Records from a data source
____________

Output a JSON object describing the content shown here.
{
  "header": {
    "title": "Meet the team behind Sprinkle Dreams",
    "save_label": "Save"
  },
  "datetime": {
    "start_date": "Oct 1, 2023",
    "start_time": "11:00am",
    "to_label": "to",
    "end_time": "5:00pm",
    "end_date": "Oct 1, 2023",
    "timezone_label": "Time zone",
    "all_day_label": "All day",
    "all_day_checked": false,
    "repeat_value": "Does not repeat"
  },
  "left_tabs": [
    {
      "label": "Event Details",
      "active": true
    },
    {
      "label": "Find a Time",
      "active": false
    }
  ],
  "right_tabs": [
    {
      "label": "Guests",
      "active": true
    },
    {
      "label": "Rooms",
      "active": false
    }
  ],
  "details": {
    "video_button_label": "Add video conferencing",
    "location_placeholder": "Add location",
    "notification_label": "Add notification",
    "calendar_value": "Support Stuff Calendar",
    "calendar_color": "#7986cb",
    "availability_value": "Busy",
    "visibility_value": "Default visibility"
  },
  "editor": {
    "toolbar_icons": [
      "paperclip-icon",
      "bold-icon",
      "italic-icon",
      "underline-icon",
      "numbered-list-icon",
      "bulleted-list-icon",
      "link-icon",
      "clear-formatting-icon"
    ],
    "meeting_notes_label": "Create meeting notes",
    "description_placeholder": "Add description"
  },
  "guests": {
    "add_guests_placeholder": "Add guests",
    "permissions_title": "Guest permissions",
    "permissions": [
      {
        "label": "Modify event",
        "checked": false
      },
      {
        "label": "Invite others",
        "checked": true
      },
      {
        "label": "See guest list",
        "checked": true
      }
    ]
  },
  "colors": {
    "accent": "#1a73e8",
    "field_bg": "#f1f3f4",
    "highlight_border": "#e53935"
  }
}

____________

STATED PROBLEM:
Return all of the data precisely as it appears.

FULL SOLUTION:
Output a JSON object describing the content shown here.
{
  "header": {
    "title": "Meet the team behind Sprinkle Dreams",
    "save_label": "Save"
  },
  "datetime": {
    "start_date": "Oct 1, 2023",
    "start_time": "11:00am",
    "to_label": "to",
    "end_time": "5:00pm",
    "end_date": "Oct 1, 2023",
    "timezone_label": "Time zone",
    "all_day_label": "All day",
    "all_day_checked": false,
    "repeat_value": "Does not repeat"
  },
  "left_tabs": [
    {
      "label": "Event Details",
      "active": true
    },
    {
      "label": "Find a Time",
      "active": false
    }
  ],
  "right_tabs": [
    {
      "label": "Guests",
      "active": true
    },
    {
      "label": "Rooms",
      "active": false
    }
  ],
  "details": {
    "video_button_label": "Add video conferencing",
    "location_placeholder": "Add location",
    "notification_label": "Add notification",
    "calendar_value": "Support Stuff Calendar",
    "calendar_color": "#7986cb",
    "availability_value": "Busy",
    "visibility_value": "Default visibility"
  },
  "editor": {
    "toolbar_icons": [
      "paperclip-icon",
      "bold-icon",
      "italic-icon",
      "underline-icon",
      "numbered-list-icon",
      "bulleted-list-icon",
      "link-icon",
      "clear-formatting-icon"
    ],
    "meeting_notes_label": "Create meeting notes",
    "description_placeholder": "Add description"
  },
  "guests": {
    "add_guests_placeholder": "Add guests",
    "permissions_title": "Guest permissions",
    "permissions": [
      {
        "label": "Modify event",
        "checked": false
      },
      {
        "label": "Invite others",
        "checked": true
      },
      {
        "label": "See guest list",
        "checked": true
      }
    ]
  },
  "colors": {
    "accent": "#1a73e8",
    "field_bg": "#f1f3f4",
    "highlight_border": "#e53935"
  }
}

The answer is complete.